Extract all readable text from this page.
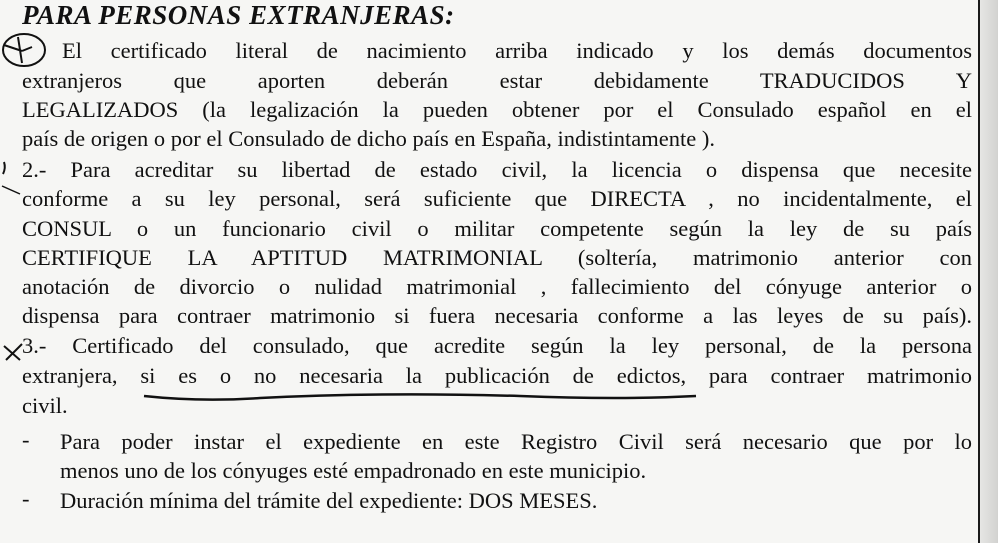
PARA PERSONAS EXTRANJERAS:
El certificado literal de nacimiento arriba indicado y los demás documentos
extranjeros que aporten deberán estar debidamente TRADUCIDOS Y
LEGALIZADOS (la legalización la pueden obtener por el Consulado español en el
país de origen o por el Consulado de dicho país en España, indistintamente ).
2.- Para acreditar su libertad de estado civil, la licencia o dispensa que necesite
conforme a su ley personal, será suficiente que DIRECTA , no incidentalmente, el
CONSUL o un funcionario civil o militar competente según la ley de su país
CERTIFIQUE LA APTITUD MATRIMONIAL (soltería, matrimonio anterior con
anotación de divorcio o nulidad matrimonial , fallecimiento del cónyuge anterior o
dispensa para contraer matrimonio si fuera necesaria conforme a las leyes de su país).
3.- Certificado del consulado, que acredite según la ley personal, de la persona
extranjera, si es o no necesaria la publicación de edictos, para contraer matrimonio
civil.
- Para poder instar el expediente en este Registro Civil será necesario que por lo
menos uno de los cónyuges esté empadronado en este municipio.
- Duración mínima del trámite del expediente: DOS MESES.
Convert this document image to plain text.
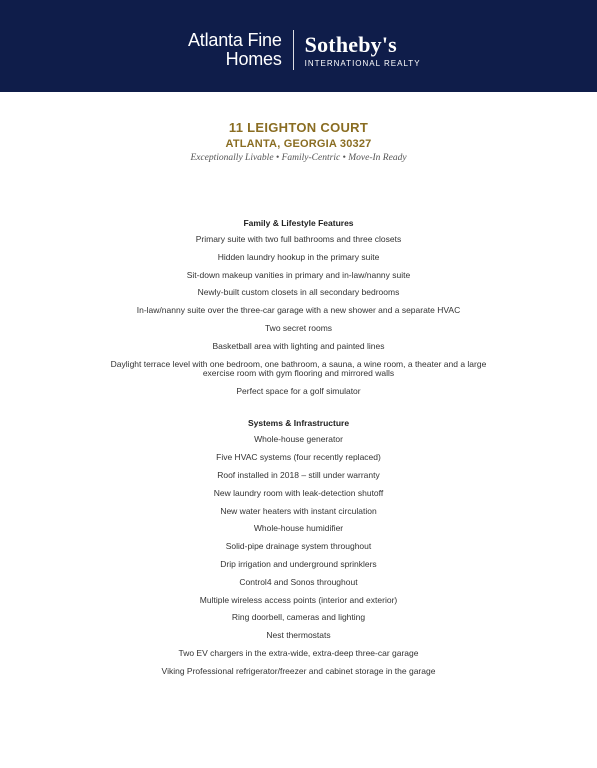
Atlanta Fine
Homes
Sotheby's
INTERNATIONAL REALTY
11 LEIGHTON COURT
ATLANTA, GEORGIA 30327
Exceptionally Livable • Family-Centric • Move-In Ready
Family & Lifestyle Features
Primary suite with two full bathrooms and three closets
Hidden laundry hookup in the primary suite
Sit-down makeup vanities in primary and in-law/nanny suite
Newly-built custom closets in all secondary bedrooms
In-law/nanny suite over the three-car garage with a new shower and a separate HVAC
Two secret rooms
Basketball area with lighting and painted lines
Daylight terrace level with one bedroom, one bathroom, a sauna, a wine room, a theater and a large exercise room with gym flooring and mirrored walls
Perfect space for a golf simulator
Systems & Infrastructure
Whole-house generator
Five HVAC systems (four recently replaced)
Roof installed in 2018 – still under warranty
New laundry room with leak-detection shutoff
New water heaters with instant circulation
Whole-house humidifier
Solid-pipe drainage system throughout
Drip irrigation and underground sprinklers
Control4 and Sonos throughout
Multiple wireless access points (interior and exterior)
Ring doorbell, cameras and lighting
Nest thermostats
Two EV chargers in the extra-wide, extra-deep three-car garage
Viking Professional refrigerator/freezer and cabinet storage in the garage
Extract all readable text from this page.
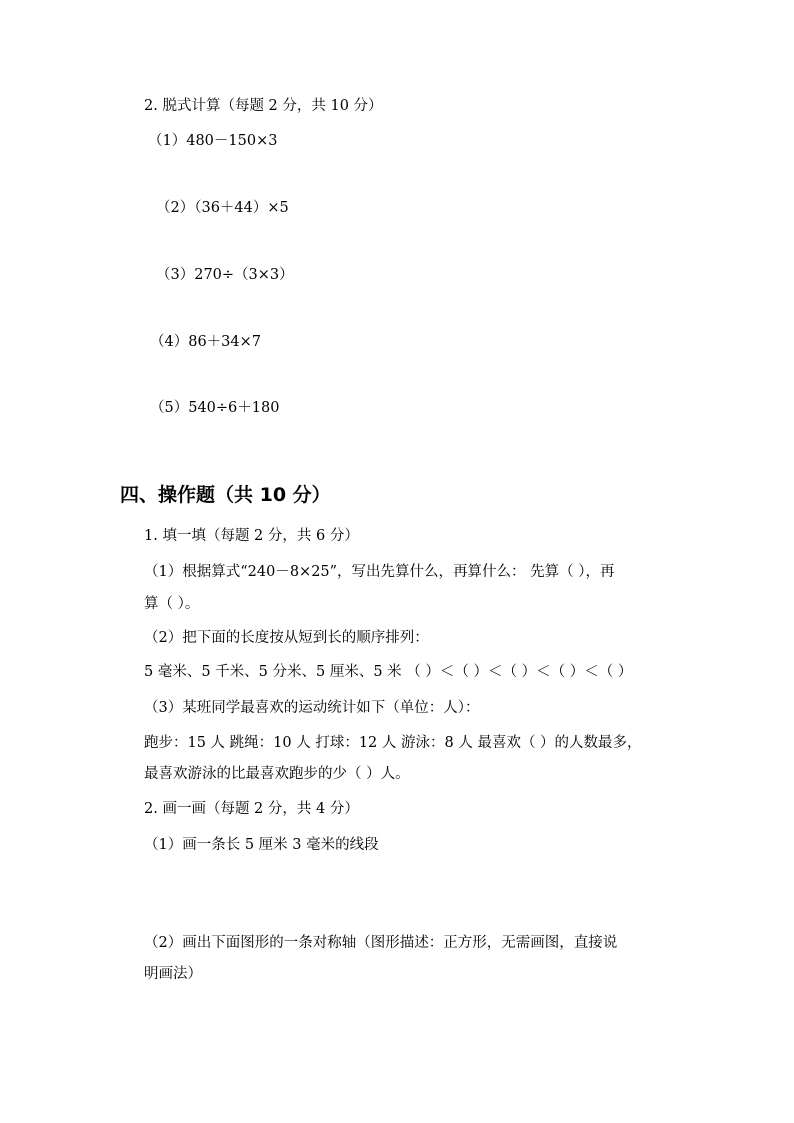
2. 脱式计算（每题 2 分，共 10 分）
（1）480－150×3
（2）（36＋44）×5
（3）270÷（3×3）
（4）86＋34×7
（5）540÷6＋180
四、操作题（共 10 分）
1. 填一填（每题 2 分，共 6 分）
（1）根据算式“240－8×25”，写出先算什么，再算什么： 先算（ ），再
算（ ）。
（2）把下面的长度按从短到长的顺序排列：
5 毫米、5 千米、5 分米、5 厘米、5 米 （ ）＜（ ）＜（ ）＜（ ）＜（ ）
（3）某班同学最喜欢的运动统计如下（单位：人）：
跑步：15 人 跳绳：10 人 打球：12 人 游泳：8 人 最喜欢（ ）的人数最多，
最喜欢游泳的比最喜欢跑步的少（ ）人。
2. 画一画（每题 2 分，共 4 分）
（1）画一条长 5 厘米 3 毫米的线段
（2）画出下面图形的一条对称轴（图形描述：正方形，无需画图，直接说
明画法）
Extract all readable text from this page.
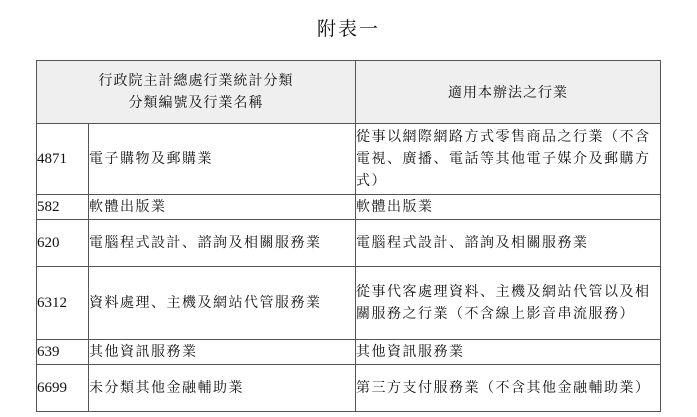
附表一
行政院主計總處行業統計分類
分類編號及行業名稱		適用本辦法之行業
4871	電子購物及郵購業	從事以網際網路方式零售商品之行業（不含電視、廣播、電話等其他電子媒介及郵購方式）
582	軟體出版業	軟體出版業
620	電腦程式設計、諮詢及相關服務業	電腦程式設計、諮詢及相關服務業
6312	資料處理、主機及網站代管服務業	從事代客處理資料、主機及網站代管以及相關服務之行業（不含線上影音串流服務）
639	其他資訊服務業	其他資訊服務業
6699	未分類其他金融輔助業	第三方支付服務業（不含其他金融輔助業）
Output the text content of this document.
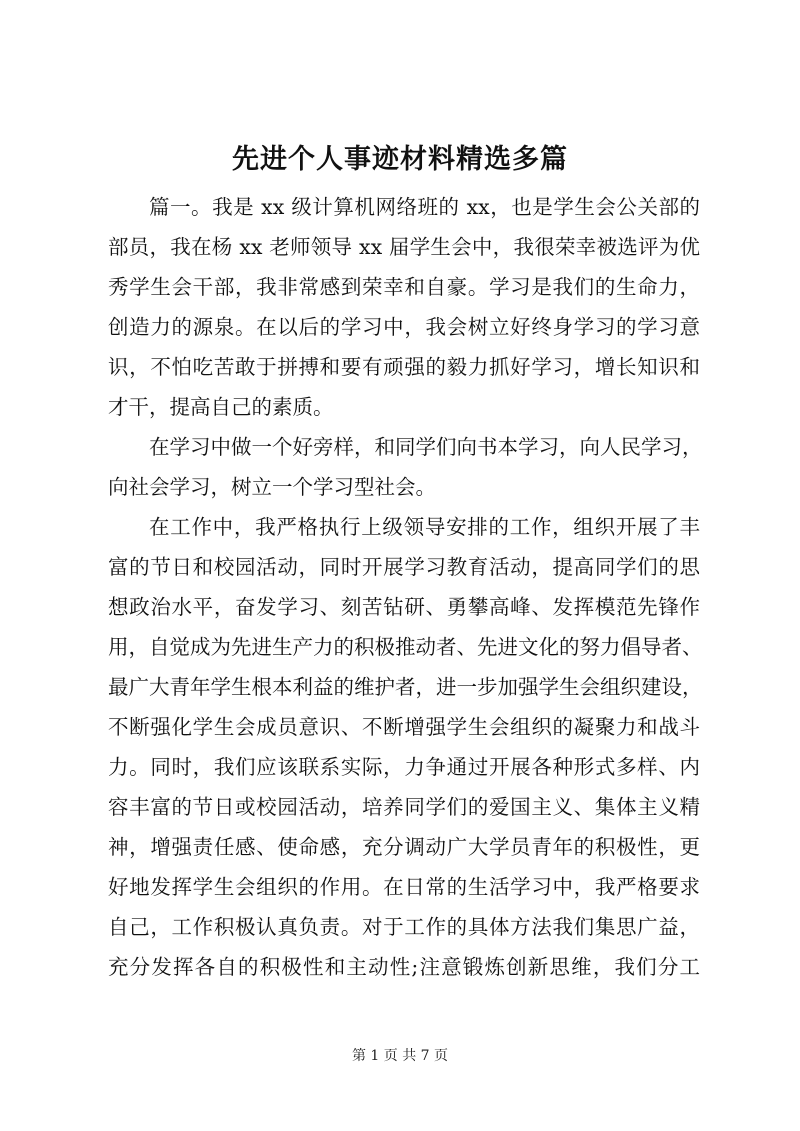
先进个人事迹材料精选多篇
篇一。我是 xx 级计算机网络班的 xx，也是学生会公关部的
部员，我在杨 xx 老师领导 xx 届学生会中，我很荣幸被选评为优
秀学生会干部，我非常感到荣幸和自豪。学习是我们的生命力，
创造力的源泉。在以后的学习中，我会树立好终身学习的学习意
识，不怕吃苦敢于拼搏和要有顽强的毅力抓好学习，增长知识和
才干，提高自己的素质。
在学习中做一个好旁样，和同学们向书本学习，向人民学习，
向社会学习，树立一个学习型社会。
在工作中，我严格执行上级领导安排的工作，组织开展了丰
富的节日和校园活动，同时开展学习教育活动，提高同学们的思
想政治水平，奋发学习、刻苦钻研、勇攀高峰、发挥模范先锋作
用，自觉成为先进生产力的积极推动者、先进文化的努力倡导者、
最广大青年学生根本利益的维护者，进一步加强学生会组织建设，
不断强化学生会成员意识、不断增强学生会组织的凝聚力和战斗
力。同时，我们应该联系实际，力争通过开展各种形式多样、内
容丰富的节日或校园活动，培养同学们的爱国主义、集体主义精
神，增强责任感、使命感，充分调动广大学员青年的积极性，更
好地发挥学生会组织的作用。在日常的生活学习中，我严格要求
自己，工作积极认真负责。对于工作的具体方法我们集思广益，
充分发挥各自的积极性和主动性;注意锻炼创新思维，我们分工
第 1 页 共 7 页
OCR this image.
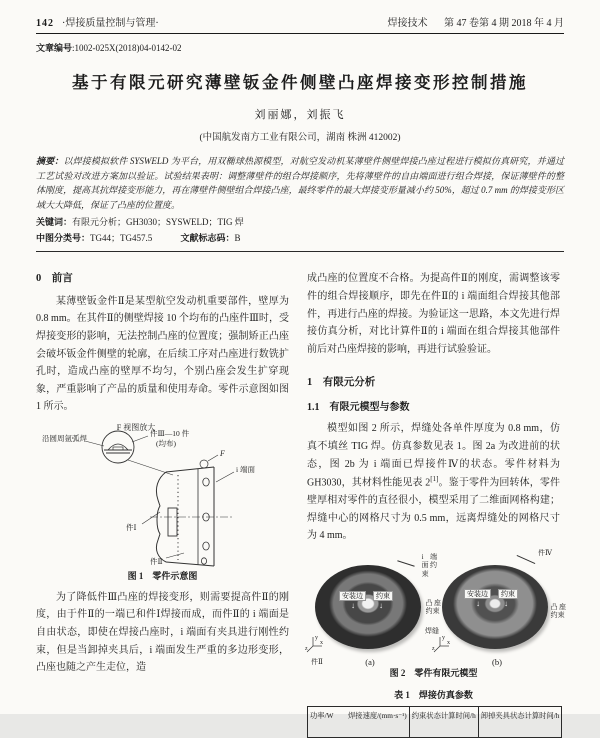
142 ·焊接质量控制与管理·	焊接技术 第 47 卷第 4 期 2018 年 4 月
文章编号:1002-025X(2018)04-0142-02
基于有限元研究薄壁钣金件侧壁凸座焊接变形控制措施
刘丽娜，刘振飞
(中国航发南方工业有限公司，湖南 株洲 412002)
摘要：以焊接模拟软件 SYSWELD 为平台，用双椭球热源模型，对航空发动机某薄壁件侧壁焊接凸座过程进行模拟仿真研究，并通过工艺试验对改进方案加以验证。试验结果表明：调整薄壁件的组合焊接顺序，先将薄壁件的自由端面进行组合焊接，保证薄壁件的整体刚度，提高其抗焊接变形能力，再在薄壁件侧壁组合焊接凸座，最终零件的最大焊接变形量减小约 50%，超过 0.7 mm 的焊接变形区域大大降低，保证了凸座的位置度。
关键词：有限元分析；GH3030；SYSWELD；TIG 焊
中图分类号：TG44；TG457.5	文献标志码：B
0　前言
某薄壁钣金件Ⅱ是某型航空发动机重要部件，壁厚为 0.8 mm。在其件Ⅱ的侧壁焊接 10 个均布的凸座件Ⅲ时，受焊接变形的影响，无法控制凸座的位置度；强制矫正凸座会破坏钣金件侧壁的轮廓，在后续工序对凸座进行数铣扩孔时，造成凸座的壁厚不均匀，个别凸座会发生扩穿现象，严重影响了产品的质量和使用寿命。零件示意图如图 1 所示。
F 视图放大
沿圆周氩弧焊
件Ⅲ—10 件
(均布)
F
i 端面
件Ⅰ
件Ⅱ
图 1　零件示意图
为了降低件Ⅲ凸座的焊接变形，则需要提高件Ⅱ的刚度，由于件Ⅱ的一端已和件Ⅰ焊接而成，而件Ⅱ的 i 端面是自由状态，即使在焊接凸座时，i 端面有夹具进行刚性约束，但是当卸掉夹具后，i 端面发生严重的多边形变形，凸座也随之产生走位，造
成凸座的位置度不合格。为提高件Ⅱ的刚度，需调整该零件的组合焊接顺序，即先在件Ⅱ的 i 端面组合焊接其他部件，再进行凸座的焊接。为验证这一思路，本文先进行焊接仿真分析，对比计算件Ⅱ的 i 端面在组合焊接其他部件前后对凸座焊接的影响，再进行试验验证。
1　有限元分析
1.1　有限元模型与参数
模型如图 2 所示，焊缝处各单件厚度为 0.8 mm，仿真不填丝 TIG 焊。仿真参数见表 1。图 2a 为改进前的状态，图 2b 为 i 端面已焊接件Ⅳ的状态。零件材料为 GH3030，其材料性能见表 2[1]。鉴于零件为回转体，零件壁厚相对零件的直径很小，模型采用了二维面网格构建；焊缝中心的网格尺寸为 0.5 mm，远离焊缝处的网格尺寸为 4 mm。
安装边	约束
↓	↓
i 端面约束
凸座约束
焊缝
件Ⅱ
y
x
z
(a)
件Ⅳ
安装边	约束
↓	↓	凸座约束
y
x
z
(b)
图 2　零件有限元模型
表 1　焊接仿真参数
功率/W　　焊接速度/(mm·s⁻¹)	约束状态计算时间/h	卸掉夹具状态计算时间/h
..............................
■ What you should do ■
Each line holding "with" must be found and copied.

■ Expected output ■
Primary suite with two full bathrooms and three closets
In-law/nanny suite over the three-car garage with a new shower and a separate HVAC
Basketball area with lighting and painted lines
Daylight terrace level with one bedroom, one bathroom, a sauna, a wine room, a theater and a large exercise room with gym flooring and mirrored walls
New laundry room with leak-detection shutoff
New water heaters with instant circulation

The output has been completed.